Dataset entries:
((

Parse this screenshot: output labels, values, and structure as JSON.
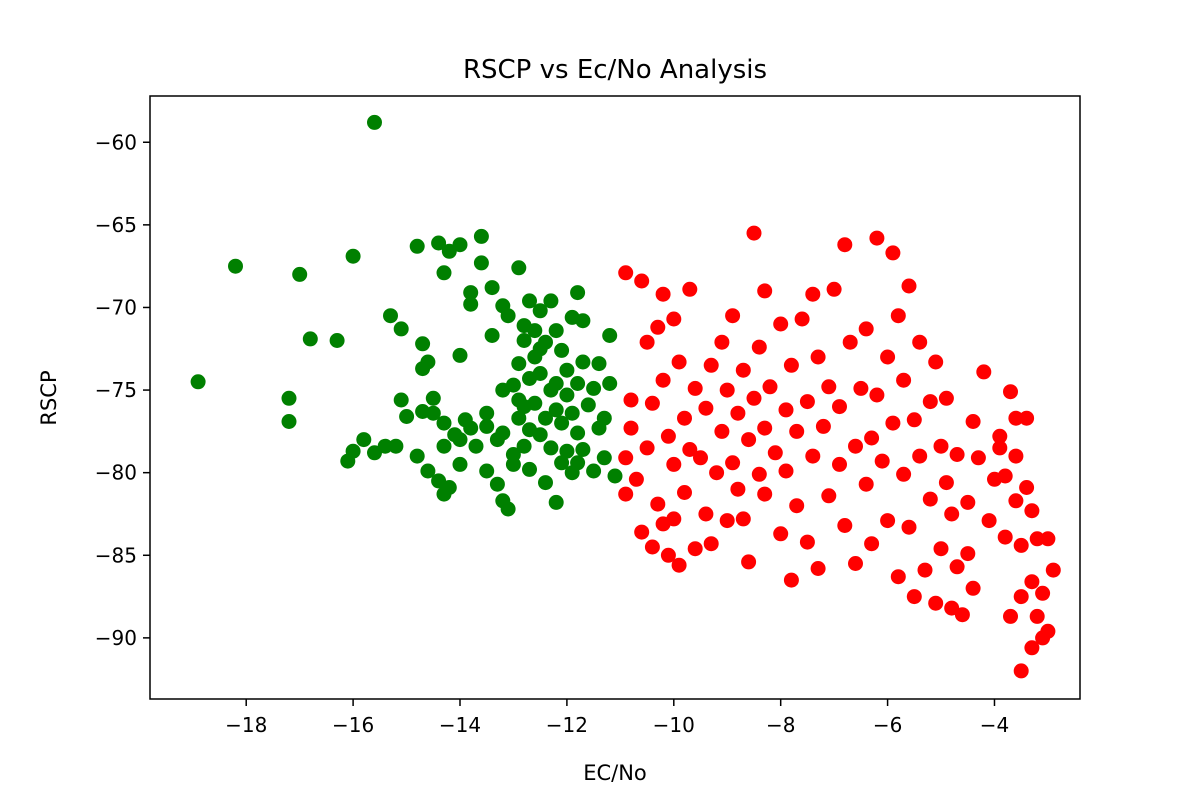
{
  "chart_data": {
    "type": "scatter",
    "title": "RSCP vs Ec/No Analysis",
    "xlabel": "EC/No",
    "ylabel": "RSCP",
    "xlim": [
      -19.8,
      -2.4
    ],
    "ylim": [
      -93.7,
      -57.2
    ],
    "xticks": [
      -18,
      -16,
      -14,
      -12,
      -10,
      -8,
      -6,
      -4
    ],
    "yticks": [
      -60,
      -65,
      -70,
      -75,
      -80,
      -85,
      -90
    ],
    "grid": false,
    "legend": "none",
    "series": [
      {
        "color": "#008000",
        "points": [
          [
            -15.6,
            -58.8
          ],
          [
            -18.9,
            -74.5
          ],
          [
            -18.2,
            -67.5
          ],
          [
            -17.2,
            -75.5
          ],
          [
            -17.2,
            -76.9
          ],
          [
            -17.0,
            -68.0
          ],
          [
            -16.8,
            -71.9
          ],
          [
            -16.3,
            -72.0
          ],
          [
            -16.1,
            -79.3
          ],
          [
            -16.0,
            -78.7
          ],
          [
            -16.0,
            -66.9
          ],
          [
            -15.8,
            -78.0
          ],
          [
            -15.6,
            -78.8
          ],
          [
            -15.4,
            -78.4
          ],
          [
            -15.3,
            -70.5
          ],
          [
            -15.2,
            -78.4
          ],
          [
            -15.1,
            -71.3
          ],
          [
            -15.1,
            -75.6
          ],
          [
            -15.0,
            -76.6
          ],
          [
            -14.8,
            -79.0
          ],
          [
            -14.8,
            -66.3
          ],
          [
            -14.7,
            -72.2
          ],
          [
            -14.7,
            -73.7
          ],
          [
            -14.7,
            -76.3
          ],
          [
            -14.6,
            -79.9
          ],
          [
            -14.6,
            -73.3
          ],
          [
            -14.5,
            -75.5
          ],
          [
            -14.5,
            -76.4
          ],
          [
            -14.4,
            -66.1
          ],
          [
            -14.4,
            -80.5
          ],
          [
            -14.3,
            -81.3
          ],
          [
            -14.3,
            -77.0
          ],
          [
            -14.3,
            -67.9
          ],
          [
            -14.3,
            -78.4
          ],
          [
            -14.2,
            -80.9
          ],
          [
            -14.2,
            -66.6
          ],
          [
            -14.1,
            -77.7
          ],
          [
            -14.0,
            -79.5
          ],
          [
            -14.0,
            -78.0
          ],
          [
            -14.0,
            -72.9
          ],
          [
            -14.0,
            -66.2
          ],
          [
            -13.9,
            -76.8
          ],
          [
            -13.8,
            -77.3
          ],
          [
            -13.8,
            -69.1
          ],
          [
            -13.8,
            -69.8
          ],
          [
            -13.7,
            -78.4
          ],
          [
            -13.6,
            -67.3
          ],
          [
            -13.6,
            -65.7
          ],
          [
            -13.5,
            -76.4
          ],
          [
            -13.5,
            -77.2
          ],
          [
            -13.5,
            -79.9
          ],
          [
            -13.4,
            -68.8
          ],
          [
            -13.4,
            -71.7
          ],
          [
            -13.3,
            -78.0
          ],
          [
            -13.3,
            -80.7
          ],
          [
            -13.2,
            -77.6
          ],
          [
            -13.2,
            -81.7
          ],
          [
            -13.2,
            -75.0
          ],
          [
            -13.2,
            -69.9
          ],
          [
            -13.1,
            -70.5
          ],
          [
            -13.1,
            -82.2
          ],
          [
            -13.0,
            -74.7
          ],
          [
            -13.0,
            -78.9
          ],
          [
            -13.0,
            -79.5
          ],
          [
            -12.9,
            -75.6
          ],
          [
            -12.9,
            -76.7
          ],
          [
            -12.9,
            -67.6
          ],
          [
            -12.9,
            -73.4
          ],
          [
            -12.8,
            -71.1
          ],
          [
            -12.8,
            -72.0
          ],
          [
            -12.8,
            -76.0
          ],
          [
            -12.8,
            -78.4
          ],
          [
            -12.7,
            -69.6
          ],
          [
            -12.7,
            -74.3
          ],
          [
            -12.7,
            -79.8
          ],
          [
            -12.7,
            -77.4
          ],
          [
            -12.6,
            -71.4
          ],
          [
            -12.6,
            -73.0
          ],
          [
            -12.6,
            -75.8
          ],
          [
            -12.5,
            -70.2
          ],
          [
            -12.5,
            -77.7
          ],
          [
            -12.5,
            -74.0
          ],
          [
            -12.5,
            -72.5
          ],
          [
            -12.4,
            -80.6
          ],
          [
            -12.4,
            -76.7
          ],
          [
            -12.4,
            -72.1
          ],
          [
            -12.3,
            -69.6
          ],
          [
            -12.3,
            -75.0
          ],
          [
            -12.3,
            -78.5
          ],
          [
            -12.2,
            -74.6
          ],
          [
            -12.2,
            -71.4
          ],
          [
            -12.2,
            -81.8
          ],
          [
            -12.2,
            -76.2
          ],
          [
            -12.1,
            -72.6
          ],
          [
            -12.1,
            -79.4
          ],
          [
            -12.1,
            -77.0
          ],
          [
            -12.0,
            -75.3
          ],
          [
            -12.0,
            -73.8
          ],
          [
            -12.0,
            -78.7
          ],
          [
            -11.9,
            -70.6
          ],
          [
            -11.9,
            -76.4
          ],
          [
            -11.9,
            -80.0
          ],
          [
            -11.8,
            -69.1
          ],
          [
            -11.8,
            -74.6
          ],
          [
            -11.8,
            -77.6
          ],
          [
            -11.8,
            -79.4
          ],
          [
            -11.7,
            -70.8
          ],
          [
            -11.7,
            -73.3
          ],
          [
            -11.7,
            -78.6
          ],
          [
            -11.6,
            -75.9
          ],
          [
            -11.5,
            -79.9
          ],
          [
            -11.5,
            -74.9
          ],
          [
            -11.4,
            -77.3
          ],
          [
            -11.4,
            -73.4
          ],
          [
            -11.3,
            -79.1
          ],
          [
            -11.3,
            -76.7
          ],
          [
            -11.2,
            -71.7
          ],
          [
            -11.2,
            -74.6
          ],
          [
            -11.1,
            -80.2
          ]
        ]
      },
      {
        "color": "#ff0000",
        "points": [
          [
            -10.9,
            -67.9
          ],
          [
            -10.9,
            -81.3
          ],
          [
            -10.9,
            -79.1
          ],
          [
            -10.8,
            -75.6
          ],
          [
            -10.8,
            -77.3
          ],
          [
            -10.7,
            -80.4
          ],
          [
            -10.6,
            -83.6
          ],
          [
            -10.6,
            -68.4
          ],
          [
            -10.5,
            -72.1
          ],
          [
            -10.5,
            -78.5
          ],
          [
            -10.4,
            -84.5
          ],
          [
            -10.4,
            -75.8
          ],
          [
            -10.3,
            -71.2
          ],
          [
            -10.3,
            -81.9
          ],
          [
            -10.2,
            -69.2
          ],
          [
            -10.2,
            -74.4
          ],
          [
            -10.2,
            -83.1
          ],
          [
            -10.1,
            -77.8
          ],
          [
            -10.1,
            -85.0
          ],
          [
            -10.0,
            -70.7
          ],
          [
            -10.0,
            -79.5
          ],
          [
            -10.0,
            -82.8
          ],
          [
            -9.9,
            -73.3
          ],
          [
            -9.9,
            -85.6
          ],
          [
            -9.8,
            -76.7
          ],
          [
            -9.8,
            -81.2
          ],
          [
            -9.7,
            -68.9
          ],
          [
            -9.7,
            -78.6
          ],
          [
            -9.6,
            -74.9
          ],
          [
            -9.6,
            -84.6
          ],
          [
            -9.5,
            -79.1
          ],
          [
            -9.4,
            -82.5
          ],
          [
            -9.4,
            -76.1
          ],
          [
            -9.3,
            -73.5
          ],
          [
            -9.3,
            -84.3
          ],
          [
            -9.2,
            -80.0
          ],
          [
            -9.1,
            -77.5
          ],
          [
            -9.1,
            -72.1
          ],
          [
            -9.0,
            -82.9
          ],
          [
            -9.0,
            -75.0
          ],
          [
            -8.9,
            -79.4
          ],
          [
            -8.9,
            -70.5
          ],
          [
            -8.8,
            -76.4
          ],
          [
            -8.8,
            -81.0
          ],
          [
            -8.7,
            -73.8
          ],
          [
            -8.7,
            -82.8
          ],
          [
            -8.6,
            -78.0
          ],
          [
            -8.6,
            -85.4
          ],
          [
            -8.5,
            -65.5
          ],
          [
            -8.5,
            -75.5
          ],
          [
            -8.4,
            -80.1
          ],
          [
            -8.4,
            -72.4
          ],
          [
            -8.3,
            -77.3
          ],
          [
            -8.3,
            -81.3
          ],
          [
            -8.3,
            -69.0
          ],
          [
            -8.2,
            -74.8
          ],
          [
            -8.1,
            -78.8
          ],
          [
            -8.0,
            -83.7
          ],
          [
            -8.0,
            -71.0
          ],
          [
            -7.9,
            -76.2
          ],
          [
            -7.9,
            -79.9
          ],
          [
            -7.8,
            -86.5
          ],
          [
            -7.8,
            -73.5
          ],
          [
            -7.7,
            -77.5
          ],
          [
            -7.7,
            -82.0
          ],
          [
            -7.6,
            -70.7
          ],
          [
            -7.5,
            -75.7
          ],
          [
            -7.5,
            -84.2
          ],
          [
            -7.4,
            -79.0
          ],
          [
            -7.4,
            -69.2
          ],
          [
            -7.3,
            -73.0
          ],
          [
            -7.3,
            -85.8
          ],
          [
            -7.2,
            -77.2
          ],
          [
            -7.1,
            -81.4
          ],
          [
            -7.1,
            -74.8
          ],
          [
            -7.0,
            -68.9
          ],
          [
            -6.9,
            -79.5
          ],
          [
            -6.9,
            -76.0
          ],
          [
            -6.8,
            -66.2
          ],
          [
            -6.8,
            -83.2
          ],
          [
            -6.7,
            -72.1
          ],
          [
            -6.6,
            -78.4
          ],
          [
            -6.6,
            -85.5
          ],
          [
            -6.5,
            -74.9
          ],
          [
            -6.4,
            -80.7
          ],
          [
            -6.4,
            -71.3
          ],
          [
            -6.3,
            -77.9
          ],
          [
            -6.3,
            -84.3
          ],
          [
            -6.2,
            -65.8
          ],
          [
            -6.2,
            -75.3
          ],
          [
            -6.1,
            -79.3
          ],
          [
            -6.0,
            -73.0
          ],
          [
            -6.0,
            -82.9
          ],
          [
            -5.9,
            -66.7
          ],
          [
            -5.9,
            -77.0
          ],
          [
            -5.8,
            -86.3
          ],
          [
            -5.8,
            -70.5
          ],
          [
            -5.7,
            -80.1
          ],
          [
            -5.7,
            -74.4
          ],
          [
            -5.6,
            -68.7
          ],
          [
            -5.6,
            -83.3
          ],
          [
            -5.5,
            -76.8
          ],
          [
            -5.5,
            -87.5
          ],
          [
            -5.4,
            -72.1
          ],
          [
            -5.4,
            -79.0
          ],
          [
            -5.3,
            -85.9
          ],
          [
            -5.2,
            -75.7
          ],
          [
            -5.2,
            -81.6
          ],
          [
            -5.1,
            -73.3
          ],
          [
            -5.1,
            -87.9
          ],
          [
            -5.0,
            -78.4
          ],
          [
            -5.0,
            -84.6
          ],
          [
            -4.9,
            -80.6
          ],
          [
            -4.9,
            -75.5
          ],
          [
            -4.8,
            -88.2
          ],
          [
            -4.8,
            -82.5
          ],
          [
            -4.7,
            -78.9
          ],
          [
            -4.7,
            -85.7
          ],
          [
            -4.6,
            -88.6
          ],
          [
            -4.5,
            -81.8
          ],
          [
            -4.5,
            -84.9
          ],
          [
            -4.4,
            -76.9
          ],
          [
            -4.4,
            -87.0
          ],
          [
            -4.3,
            -79.1
          ],
          [
            -4.2,
            -73.9
          ],
          [
            -4.1,
            -82.9
          ],
          [
            -4.0,
            -80.4
          ],
          [
            -3.9,
            -77.8
          ],
          [
            -3.9,
            -78.5
          ],
          [
            -3.8,
            -83.9
          ],
          [
            -3.8,
            -80.2
          ],
          [
            -3.7,
            -75.1
          ],
          [
            -3.7,
            -88.7
          ],
          [
            -3.6,
            -81.7
          ],
          [
            -3.6,
            -79.0
          ],
          [
            -3.6,
            -76.7
          ],
          [
            -3.5,
            -92.0
          ],
          [
            -3.5,
            -87.5
          ],
          [
            -3.5,
            -84.4
          ],
          [
            -3.4,
            -80.9
          ],
          [
            -3.4,
            -76.7
          ],
          [
            -3.3,
            -90.6
          ],
          [
            -3.3,
            -86.6
          ],
          [
            -3.3,
            -82.3
          ],
          [
            -3.2,
            -88.7
          ],
          [
            -3.2,
            -84.0
          ],
          [
            -3.1,
            -90.0
          ],
          [
            -3.1,
            -87.3
          ],
          [
            -3.0,
            -84.0
          ],
          [
            -3.0,
            -89.6
          ],
          [
            -2.9,
            -85.9
          ]
        ]
      }
    ]
  }
}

))

Copy out each line of the records where the string "RSCP" appears.

§ **ANSWER TO THE TASK**:
    "title": "RSCP vs Ec/No Analysis",
    "ylabel": "RSCP",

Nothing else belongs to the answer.